• Description of the task
Scan the records for the string "Papua"; copy each line where it occurs.

• Available records

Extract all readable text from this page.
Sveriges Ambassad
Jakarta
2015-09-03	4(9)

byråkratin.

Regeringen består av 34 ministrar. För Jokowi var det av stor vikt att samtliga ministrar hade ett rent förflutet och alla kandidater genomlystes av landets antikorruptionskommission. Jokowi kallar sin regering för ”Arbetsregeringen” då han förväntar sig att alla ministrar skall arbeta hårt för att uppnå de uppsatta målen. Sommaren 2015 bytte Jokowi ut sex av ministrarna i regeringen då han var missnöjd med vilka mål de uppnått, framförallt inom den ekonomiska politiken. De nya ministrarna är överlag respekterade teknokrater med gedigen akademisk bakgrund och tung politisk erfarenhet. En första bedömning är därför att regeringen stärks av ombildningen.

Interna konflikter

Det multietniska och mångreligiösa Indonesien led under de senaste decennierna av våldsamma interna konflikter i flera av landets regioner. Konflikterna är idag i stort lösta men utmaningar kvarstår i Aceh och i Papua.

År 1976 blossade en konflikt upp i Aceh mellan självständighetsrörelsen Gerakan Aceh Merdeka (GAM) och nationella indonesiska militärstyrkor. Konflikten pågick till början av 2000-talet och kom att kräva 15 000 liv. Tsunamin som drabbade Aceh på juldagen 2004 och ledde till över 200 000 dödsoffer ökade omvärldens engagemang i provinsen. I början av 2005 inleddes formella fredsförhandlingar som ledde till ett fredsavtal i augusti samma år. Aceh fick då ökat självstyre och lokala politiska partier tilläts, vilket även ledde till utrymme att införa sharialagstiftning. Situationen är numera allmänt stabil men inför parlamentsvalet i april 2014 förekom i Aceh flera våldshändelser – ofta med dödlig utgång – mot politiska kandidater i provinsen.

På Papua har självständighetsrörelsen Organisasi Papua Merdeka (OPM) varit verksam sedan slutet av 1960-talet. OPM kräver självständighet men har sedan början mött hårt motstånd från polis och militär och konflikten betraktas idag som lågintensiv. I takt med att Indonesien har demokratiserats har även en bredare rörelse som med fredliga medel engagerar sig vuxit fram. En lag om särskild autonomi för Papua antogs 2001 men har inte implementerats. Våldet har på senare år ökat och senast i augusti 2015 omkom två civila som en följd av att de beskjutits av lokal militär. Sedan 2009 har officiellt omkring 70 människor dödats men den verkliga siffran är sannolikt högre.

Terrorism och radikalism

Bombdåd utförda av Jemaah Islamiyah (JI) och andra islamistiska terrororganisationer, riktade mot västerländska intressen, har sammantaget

• Answer box
Det multietniska och mångreligiösa Indonesien led under de senaste decennierna av våldsamma interna konflikter i flera av landets regioner. Konflikterna är idag i stort lösta men utmaningar kvarstår i Aceh och i Papua.
På Papua har självständighetsrörelsen Organisasi Papua Merdeka (OPM) varit verksam sedan slutet av 1960-talet. OPM kräver självständighet men har sedan början mött hårt motstånd från polis och militär och konflikten betraktas idag som lågintensiv. I takt med att Indonesien har demokratiserats har även en bredare rörelse som med fredliga medel engagerar sig vuxit fram. En lag om särskild autonomi för Papua antogs 2001 men har inte implementerats. Våldet har på senare år ökat och senast i augusti 2015 omkom två civila som en följd av att de beskjutits av lokal militär. Sedan 2009 har officiellt omkring 70 människor dödats men den verkliga siffran är sannolikt högre.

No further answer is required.